***** Extrait du document *****

Cependant oui, il était militant gaulliste, tirera tracts, prendra parole dans les amphis, « ma solitude était grande », mais sera de l’organisation de la manifestation sur les Champs-Élysées du 30 mai qui avec son million de marcheurs mettra fin symboliquement, c’est-à-dire réellement, à la « chienlit ». Le 20 juin, au Palais des Sports de Paris, il est la voix de « la jeunesse gaulliste », aux côtés d’André Malraux, « sensible au malaise métaphysique de la société ». Quelques années plus tard, après le départ du Général à la suite de sa défaite au référendum de 1969, il sera le Délégué de l’Institut Charles-de-Gaulle qui a pour mission d’étudier la geste gaulliste.
OGT n’oublie pas dans 68 le rôle des grandes puissances, les tentatives de la CIA de mettre de l’huile sur le feu par antigaullisme, contrebalancé par le « tenez-bon » de Waldeck-Rousseau, du Parti communiste largement inféodé à l’URSS, aux proches du Général… Et de pointer ceux qui « ivres d’une fausse liberté contre l’ordre, allaient, dans la publicité, les médias branchés ou la politique, devenir plus tard de chics fleurons de l’établissement ». Sans oublier ces intellectuels qui formèrent les Khmers rouges, auteurs d’un vrai génocide…
On l’aura subodoré, il y a aussi dans ce livre des mises en regard instructives par exemple sur un François Mitterrand ou un Daniel Cohn-Bendit, et des « indiscrétions » révélatrices. Si de Gaulle a « flotté », c’est que la situation n’était pas vraiment révolutionnaire. « Si son génie était que rien ne l’arrêtait, il n’en demeure pas moins vrai que l’on ne le comprend pas si l’on ne saisit pas combien cet homme puissant connaissait des bouffées de fragilité ».
On se doute que dans le parcours d’OGT, Mai 68 ne sera qu’une « parenthèse », car sa vocation l’entraînera « ailleurs », sur les chemins de la connaissance, de l’Asie et des spiritualités agissantes, comme celles de l’Inde qui « ouvre des portes sur les grandes questions sur le cosmos et ses temps cycliques ou linéaires ».
La seconde partie du livre les évoque comme autant de pavés lancés à la volée. Lors d’un colloque au Japon, « comprendre que les racines touchent à l’universel… que l’uniformisation casse nos singularités, ces signes de générosité de la vie ». Et qu’il est « urgent d’écouter avec la raison, le cœur et le corps, les mystiques indiennes, le yoga, la médecine ayurvédique, l’unité de tout ce qui nous compose, nous entoure et nous dépasse ». Par des lectures de l’Évangile, « un génie devrait nous faire bondir de la joie de l’intelligence ». Dans une abbaye bénédictine, « les passions du monde s’arrêtent ».
En écho à Malraux, Olivier Germain-Thomas pense que « la civilisation ne pourra retrouver un sens que s’il y a un renouveau spirituel, des retrouvailles avec le lien sacramentel avec la nature, face à la mondialisation et aux nationalismes religieux. »
La Brocante de Mai 68 et ouvertures, Olivier Germain-Thomas. 182 p. 18€. Édit. Pierre Guillaume De Roux.

***** Contenu présenté *****

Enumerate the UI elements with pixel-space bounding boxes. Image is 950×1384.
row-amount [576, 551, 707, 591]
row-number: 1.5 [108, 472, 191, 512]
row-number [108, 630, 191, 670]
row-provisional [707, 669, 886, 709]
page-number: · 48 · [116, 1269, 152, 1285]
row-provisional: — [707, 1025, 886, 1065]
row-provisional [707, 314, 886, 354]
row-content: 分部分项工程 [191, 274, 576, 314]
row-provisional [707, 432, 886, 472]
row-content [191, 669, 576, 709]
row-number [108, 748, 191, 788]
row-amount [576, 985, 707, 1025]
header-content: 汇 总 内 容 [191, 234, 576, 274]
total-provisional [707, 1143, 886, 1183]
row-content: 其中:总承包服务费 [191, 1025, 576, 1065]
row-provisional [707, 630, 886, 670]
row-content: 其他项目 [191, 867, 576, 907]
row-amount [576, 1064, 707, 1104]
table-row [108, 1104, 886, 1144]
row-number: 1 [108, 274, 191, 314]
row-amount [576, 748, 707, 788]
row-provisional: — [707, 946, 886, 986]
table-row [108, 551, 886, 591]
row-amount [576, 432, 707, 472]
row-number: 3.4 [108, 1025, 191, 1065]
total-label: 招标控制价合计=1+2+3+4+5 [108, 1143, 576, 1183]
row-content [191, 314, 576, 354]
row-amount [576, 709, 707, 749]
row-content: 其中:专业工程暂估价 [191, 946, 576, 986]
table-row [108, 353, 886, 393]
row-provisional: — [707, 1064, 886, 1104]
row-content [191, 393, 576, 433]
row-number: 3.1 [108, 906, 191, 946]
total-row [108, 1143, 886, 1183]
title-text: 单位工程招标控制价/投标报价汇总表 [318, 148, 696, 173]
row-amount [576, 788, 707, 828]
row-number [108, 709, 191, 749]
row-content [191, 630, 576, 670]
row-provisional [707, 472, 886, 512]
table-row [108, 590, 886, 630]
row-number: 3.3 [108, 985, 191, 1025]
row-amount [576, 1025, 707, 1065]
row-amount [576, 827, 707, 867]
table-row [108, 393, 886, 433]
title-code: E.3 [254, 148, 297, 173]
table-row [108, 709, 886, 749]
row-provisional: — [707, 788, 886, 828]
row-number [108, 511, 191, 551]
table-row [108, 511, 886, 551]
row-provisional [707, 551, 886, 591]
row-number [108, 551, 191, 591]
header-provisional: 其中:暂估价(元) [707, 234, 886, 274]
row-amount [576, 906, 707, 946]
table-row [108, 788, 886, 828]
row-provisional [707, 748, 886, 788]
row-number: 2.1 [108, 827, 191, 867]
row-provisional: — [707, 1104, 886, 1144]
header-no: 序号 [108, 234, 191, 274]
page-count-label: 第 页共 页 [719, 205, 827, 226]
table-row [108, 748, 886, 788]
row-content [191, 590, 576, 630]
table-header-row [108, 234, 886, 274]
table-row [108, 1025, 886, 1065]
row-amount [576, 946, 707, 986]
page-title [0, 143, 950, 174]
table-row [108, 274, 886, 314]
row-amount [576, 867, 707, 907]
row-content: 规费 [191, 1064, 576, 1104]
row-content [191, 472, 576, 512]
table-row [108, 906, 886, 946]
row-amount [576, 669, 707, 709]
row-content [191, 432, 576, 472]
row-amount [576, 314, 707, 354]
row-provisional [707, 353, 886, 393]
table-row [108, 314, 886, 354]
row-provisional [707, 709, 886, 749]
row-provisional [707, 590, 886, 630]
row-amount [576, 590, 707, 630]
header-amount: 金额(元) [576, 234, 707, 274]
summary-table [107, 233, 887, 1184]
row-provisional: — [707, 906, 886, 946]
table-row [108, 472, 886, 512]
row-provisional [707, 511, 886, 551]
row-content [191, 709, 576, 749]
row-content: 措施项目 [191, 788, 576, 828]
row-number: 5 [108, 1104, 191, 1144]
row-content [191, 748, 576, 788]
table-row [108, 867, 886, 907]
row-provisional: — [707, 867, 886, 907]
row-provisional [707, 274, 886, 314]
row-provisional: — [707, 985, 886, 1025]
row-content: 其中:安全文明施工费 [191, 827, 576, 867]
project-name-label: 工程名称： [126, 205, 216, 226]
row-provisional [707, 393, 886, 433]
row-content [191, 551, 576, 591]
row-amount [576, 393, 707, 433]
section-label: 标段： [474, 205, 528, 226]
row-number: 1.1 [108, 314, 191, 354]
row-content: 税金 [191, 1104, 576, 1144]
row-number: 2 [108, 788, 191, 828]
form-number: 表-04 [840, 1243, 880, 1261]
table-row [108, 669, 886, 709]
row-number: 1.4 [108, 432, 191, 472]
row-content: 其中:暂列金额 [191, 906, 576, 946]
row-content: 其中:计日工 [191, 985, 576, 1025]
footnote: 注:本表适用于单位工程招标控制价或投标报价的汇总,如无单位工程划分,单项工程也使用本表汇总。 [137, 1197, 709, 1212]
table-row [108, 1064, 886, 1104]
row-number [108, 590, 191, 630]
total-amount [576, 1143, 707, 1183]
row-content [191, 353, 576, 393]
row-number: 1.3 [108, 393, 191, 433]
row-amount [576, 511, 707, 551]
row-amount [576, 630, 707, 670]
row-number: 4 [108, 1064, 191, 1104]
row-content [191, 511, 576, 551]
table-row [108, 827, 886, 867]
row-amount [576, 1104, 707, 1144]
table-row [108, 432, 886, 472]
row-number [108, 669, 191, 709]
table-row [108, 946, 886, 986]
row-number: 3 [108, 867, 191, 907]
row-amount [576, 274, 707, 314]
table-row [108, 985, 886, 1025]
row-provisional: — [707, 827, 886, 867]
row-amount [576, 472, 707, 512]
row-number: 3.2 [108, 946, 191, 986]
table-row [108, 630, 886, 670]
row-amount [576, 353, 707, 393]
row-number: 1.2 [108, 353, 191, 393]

*****

Détail de l'exercice> Dans l'extrait du document ci-dessus, reformulez sous forme de liste le paragraphe qui commence par « Cependant oui, il était militant gaulliste », s'il vous plaît, en conservant ses faits principaux.

Corrigé de l'exercice>
- Militant gaulliste, il tire des tracts et prend la parole dans les amphis.
- Il participe à l'organisation de la manifestation du 30 mai sur les Champs-Élysées. Avec son million de marcheurs, elle met symboliquement fin à la « chienlit ».
- Le 20 juin, au Palais des Sports de Paris, il est la voix de « la jeunesse gaulliste » aux côtés d'André Malraux.
- Quelques années plus tard, après le départ du Général à la suite de sa défaite au référendum de 1969, il devient Délégué de l'Institut Charles-de-Gaulle, chargé d'étudier la geste gaulliste.